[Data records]
=====
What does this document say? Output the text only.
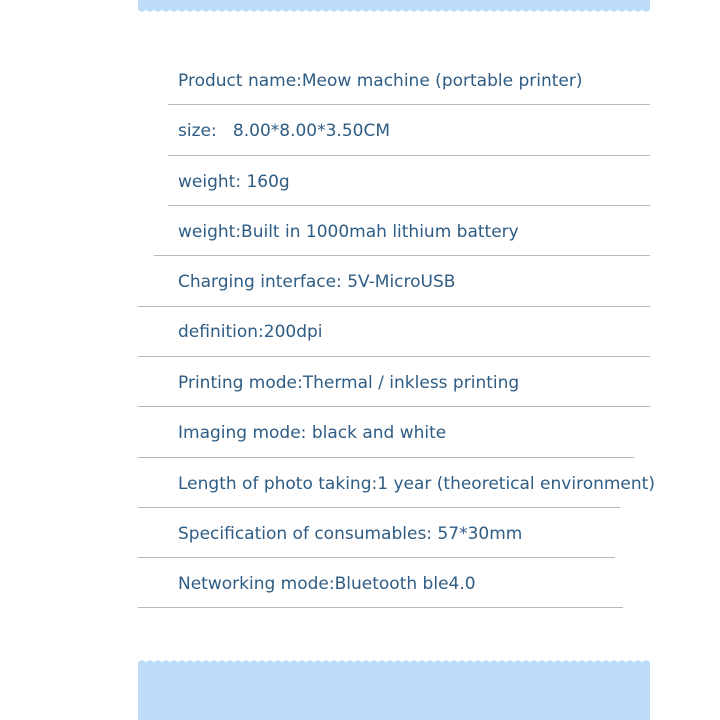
Product name:Meow machine (portable printer)
size:   8.00*8.00*3.50CM
weight: 160g
weight:Built in 1000mah lithium battery
Charging interface: 5V-MicroUSB
definition:200dpi
Printing mode:Thermal / inkless printing
Imaging mode: black and white
Length of photo taking:1 year (theoretical environment)
Specification of consumables: 57*30mm
Networking mode:Bluetooth ble4.0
=====
AIM: Filter the listing above for the string "weight" and copy every matching line.

CORRECT RESULT:
weight: 160g
weight:Built in 1000mah lithium battery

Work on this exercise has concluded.